#### [Task directions]
Please continue the text on ozone depletion and CFCs, picking up right after its final sentence.

#### [Text excerpt]
------
A further link is that although the Greenhouse Effect warms the surface, it allows the higher atmosphere, where ozone is present, to cool. This means that more stratospheric clouds may form and so make the ozone hole worse.

Even if the problem of ozone depletion is solved, global warming will still remain. It will cause a rise in sea-level and change the regions where crops can be grown. The issue will be harder to tackle than ozone depletion, but is one which concerns everyone on our planet.

What is the Montreal Protocol?
The Montreal Protocol is an international agreement which was drawn up in September 1987. It originally aimed to half the use of CFCs by 1999. However, reviews of the protocol held in 1990 in London and 1992 in Copenhagen imposed more stringent controls, so that all production of CFCs, CCl4 and halons should cease by the year 2000. Many countries have even agreed to stop using CFCs before this deadline. Production of other ozone depleting gases is to stop in the early years of the 21st century. Unfortunately the ozone hole will not immediately disappear as CFCs are such stable gases that they will remain in the atmosphere for decades after release.

Independent reviews by panels of scientist (eg the UK Stratospheric Ozone Review Group reports) present conclusive evidence that CFCs are still increasing in the atmosphere and that chlorine from them is also increasing and is responsible for ozone depletion. Thanks to the provisions of the Montreal Protocol and its subsequent amendments the level of ozone depleting gases in the atmosphere will start dropping by the end of the 1990s.

Where were CFCs used?
CFCs were used in a wide variety of products. Thanks to public pressure the use of CFCs by the aerosol industry declined rapidly. The other major uses were "foam blowing" for upholstery padding, freezer linings, fast-food cartons, cavity-wall insulation, and as the fluid in refrigeration and air-conditioning systems. CFCs were also used as solvents in industrial and electronic cleaning processes. Halons (bromo-fluoro-carbons) were extensively used in fire extinguishing systems. CFCs were introduced because they were generally odourless, non-toxic, stable, non-flammable and compressible substances. It was their high stability which allowed them to get into the stratosphere where they were broken down to release active chlorine. The two simplest CFCs are CFC11 and 12 which have the chemical formulae CFCl3 and CF2Cl2.
------
#### [Extracted entries]
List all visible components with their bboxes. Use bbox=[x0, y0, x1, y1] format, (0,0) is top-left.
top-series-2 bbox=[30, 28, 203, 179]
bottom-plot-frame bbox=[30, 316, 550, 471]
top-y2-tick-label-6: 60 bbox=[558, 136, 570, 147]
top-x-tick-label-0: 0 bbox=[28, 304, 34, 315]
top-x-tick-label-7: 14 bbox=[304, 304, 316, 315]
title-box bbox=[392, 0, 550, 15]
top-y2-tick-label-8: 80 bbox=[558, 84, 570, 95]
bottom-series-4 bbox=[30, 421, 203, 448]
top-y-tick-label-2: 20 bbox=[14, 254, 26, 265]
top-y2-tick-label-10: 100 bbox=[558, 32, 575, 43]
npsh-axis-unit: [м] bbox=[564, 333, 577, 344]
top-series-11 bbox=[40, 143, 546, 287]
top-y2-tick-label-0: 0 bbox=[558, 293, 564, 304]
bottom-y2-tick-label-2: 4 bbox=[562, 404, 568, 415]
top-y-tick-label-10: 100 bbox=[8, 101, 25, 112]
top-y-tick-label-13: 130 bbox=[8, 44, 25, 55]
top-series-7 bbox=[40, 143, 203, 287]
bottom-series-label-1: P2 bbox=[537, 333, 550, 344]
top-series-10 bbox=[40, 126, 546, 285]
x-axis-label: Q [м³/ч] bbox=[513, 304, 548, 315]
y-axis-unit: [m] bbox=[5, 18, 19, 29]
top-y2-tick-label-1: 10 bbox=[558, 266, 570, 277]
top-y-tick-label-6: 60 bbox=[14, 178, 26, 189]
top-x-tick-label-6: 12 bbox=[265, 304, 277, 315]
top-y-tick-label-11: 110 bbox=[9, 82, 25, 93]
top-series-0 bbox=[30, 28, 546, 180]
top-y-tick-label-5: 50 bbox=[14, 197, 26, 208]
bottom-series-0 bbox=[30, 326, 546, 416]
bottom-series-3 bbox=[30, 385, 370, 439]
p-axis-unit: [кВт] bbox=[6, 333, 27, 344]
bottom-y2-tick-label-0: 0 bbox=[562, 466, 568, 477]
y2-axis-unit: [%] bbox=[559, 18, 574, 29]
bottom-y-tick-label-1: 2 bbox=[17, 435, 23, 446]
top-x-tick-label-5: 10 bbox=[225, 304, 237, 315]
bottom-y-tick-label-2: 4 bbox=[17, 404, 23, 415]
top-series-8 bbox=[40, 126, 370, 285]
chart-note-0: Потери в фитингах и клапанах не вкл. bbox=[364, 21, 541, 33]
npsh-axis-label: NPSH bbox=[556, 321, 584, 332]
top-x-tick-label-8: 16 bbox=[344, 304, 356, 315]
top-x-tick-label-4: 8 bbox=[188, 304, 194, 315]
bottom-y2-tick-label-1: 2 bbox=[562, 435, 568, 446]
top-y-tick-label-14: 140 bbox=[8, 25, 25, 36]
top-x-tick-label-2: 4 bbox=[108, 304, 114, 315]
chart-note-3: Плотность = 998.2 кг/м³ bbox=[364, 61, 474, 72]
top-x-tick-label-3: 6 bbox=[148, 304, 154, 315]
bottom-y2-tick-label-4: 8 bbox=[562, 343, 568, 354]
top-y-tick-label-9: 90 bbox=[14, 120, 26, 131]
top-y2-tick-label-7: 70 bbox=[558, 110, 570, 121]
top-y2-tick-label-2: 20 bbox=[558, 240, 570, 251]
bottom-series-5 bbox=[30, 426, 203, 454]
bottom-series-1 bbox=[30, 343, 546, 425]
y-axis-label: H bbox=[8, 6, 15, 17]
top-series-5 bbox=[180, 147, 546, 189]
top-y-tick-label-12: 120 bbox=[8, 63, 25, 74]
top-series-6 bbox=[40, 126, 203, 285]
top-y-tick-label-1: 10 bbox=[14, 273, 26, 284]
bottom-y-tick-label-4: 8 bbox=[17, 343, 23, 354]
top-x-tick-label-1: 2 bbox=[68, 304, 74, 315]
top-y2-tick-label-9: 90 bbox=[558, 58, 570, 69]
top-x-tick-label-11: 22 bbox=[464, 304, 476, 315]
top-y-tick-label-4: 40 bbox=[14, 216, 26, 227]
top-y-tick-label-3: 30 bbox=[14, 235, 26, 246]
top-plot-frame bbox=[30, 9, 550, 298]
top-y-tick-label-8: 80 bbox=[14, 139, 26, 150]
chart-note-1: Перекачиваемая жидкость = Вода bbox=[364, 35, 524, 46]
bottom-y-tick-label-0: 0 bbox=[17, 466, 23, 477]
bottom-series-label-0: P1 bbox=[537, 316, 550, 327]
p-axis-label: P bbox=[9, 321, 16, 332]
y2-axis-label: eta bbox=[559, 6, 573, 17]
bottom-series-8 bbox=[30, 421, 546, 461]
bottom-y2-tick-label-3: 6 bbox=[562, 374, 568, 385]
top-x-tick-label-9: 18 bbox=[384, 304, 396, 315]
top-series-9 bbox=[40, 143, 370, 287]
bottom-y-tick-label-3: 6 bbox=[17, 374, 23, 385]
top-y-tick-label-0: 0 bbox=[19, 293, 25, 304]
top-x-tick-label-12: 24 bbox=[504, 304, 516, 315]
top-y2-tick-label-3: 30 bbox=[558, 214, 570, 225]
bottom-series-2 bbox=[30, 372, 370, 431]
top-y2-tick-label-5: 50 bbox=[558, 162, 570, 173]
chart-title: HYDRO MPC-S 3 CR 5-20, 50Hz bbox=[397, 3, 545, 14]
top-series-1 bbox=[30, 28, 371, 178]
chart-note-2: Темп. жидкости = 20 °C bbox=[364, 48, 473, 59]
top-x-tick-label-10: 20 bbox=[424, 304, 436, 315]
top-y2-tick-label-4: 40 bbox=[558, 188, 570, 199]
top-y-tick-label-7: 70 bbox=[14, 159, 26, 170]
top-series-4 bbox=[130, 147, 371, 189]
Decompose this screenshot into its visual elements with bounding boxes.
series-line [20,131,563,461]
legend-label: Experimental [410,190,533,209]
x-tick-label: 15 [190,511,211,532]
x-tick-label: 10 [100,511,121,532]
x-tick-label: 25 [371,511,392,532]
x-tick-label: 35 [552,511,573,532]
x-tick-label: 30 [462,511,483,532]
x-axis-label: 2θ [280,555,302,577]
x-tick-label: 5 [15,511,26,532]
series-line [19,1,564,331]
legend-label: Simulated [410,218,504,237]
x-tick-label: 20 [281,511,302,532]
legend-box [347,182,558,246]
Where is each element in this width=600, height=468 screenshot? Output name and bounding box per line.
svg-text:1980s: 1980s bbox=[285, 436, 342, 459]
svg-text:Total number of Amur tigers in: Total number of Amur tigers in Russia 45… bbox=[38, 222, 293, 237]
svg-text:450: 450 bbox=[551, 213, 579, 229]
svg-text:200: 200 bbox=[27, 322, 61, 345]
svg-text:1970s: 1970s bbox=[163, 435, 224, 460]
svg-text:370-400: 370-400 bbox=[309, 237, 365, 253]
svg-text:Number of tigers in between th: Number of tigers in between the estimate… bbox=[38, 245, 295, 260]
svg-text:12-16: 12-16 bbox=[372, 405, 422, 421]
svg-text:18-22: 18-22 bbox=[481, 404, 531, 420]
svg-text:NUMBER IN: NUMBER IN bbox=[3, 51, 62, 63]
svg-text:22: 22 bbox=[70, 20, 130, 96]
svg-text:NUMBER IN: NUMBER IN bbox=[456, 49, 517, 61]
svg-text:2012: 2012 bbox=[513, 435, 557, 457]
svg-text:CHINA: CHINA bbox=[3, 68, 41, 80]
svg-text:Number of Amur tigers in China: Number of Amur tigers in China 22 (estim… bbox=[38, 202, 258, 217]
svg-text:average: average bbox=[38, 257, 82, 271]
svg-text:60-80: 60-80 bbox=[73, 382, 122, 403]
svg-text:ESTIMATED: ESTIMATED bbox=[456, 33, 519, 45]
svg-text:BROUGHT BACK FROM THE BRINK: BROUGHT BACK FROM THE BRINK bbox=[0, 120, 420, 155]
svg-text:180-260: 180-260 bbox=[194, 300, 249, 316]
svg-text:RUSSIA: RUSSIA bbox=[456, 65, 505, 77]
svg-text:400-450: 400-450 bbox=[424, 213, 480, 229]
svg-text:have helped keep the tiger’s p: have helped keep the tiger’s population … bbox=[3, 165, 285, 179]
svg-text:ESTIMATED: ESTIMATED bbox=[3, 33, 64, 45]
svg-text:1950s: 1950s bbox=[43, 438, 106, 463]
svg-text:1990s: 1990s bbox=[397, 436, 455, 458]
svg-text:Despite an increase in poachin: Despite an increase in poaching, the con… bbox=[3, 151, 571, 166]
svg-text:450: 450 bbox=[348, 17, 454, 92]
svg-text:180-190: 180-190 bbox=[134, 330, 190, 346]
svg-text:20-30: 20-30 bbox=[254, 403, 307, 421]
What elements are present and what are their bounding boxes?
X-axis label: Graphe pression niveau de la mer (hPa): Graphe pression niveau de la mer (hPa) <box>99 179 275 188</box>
------
#### [Result of the exercise]
Is the ozone hole recovering ?

Some reports in the media suggest that the ozone layer over Antarctica is now recovering. This message is a little confused. Recent measurements at surface monitoring stations show that the loading of ozone destroying chemicals at the surface has been dropping since about 1994 and is now about 6% down on that peak. The stratosphere lags behind the surface by several years and the loading of ozone depleting chemicals in the ozone layer is at or near the peak. Satellite measurements show that the rate of decline in ozone amount in the upper stratosphere is slowing, however the total ozone amount is still declining. The small size of the 2002 ozone hole was nothing to do with any reduction in ozone depleting chemicals and it will be a decade or more before we can unambiguously say that the ozone hole is recovering. This assumes that the decline in ozone depleting chemicals continues and that there are no other perturbations to the ozone layer, such as might be caused by a massive volcanic eruption or Tunguska like event. It will be the middle of this century or beyond before the ozone hole ceases to appear over Antarctica. What we saw in 2002 is just one extreme in the natural range of variation in the polar stratosphere and is the equivalent of an extreme in 'stratospheric weather'. By contrast the 'weather' in 2003 moved to the opposite extreme and we saw one of the largest ozone holes on record.

How can we mend the ozone hole?
The only way to med the ozone hole is to stop releasing CFCs and other ozone depleting gases into the atmosphere. The restrictions of the Montreal Protocol and its extensions are helping to do this.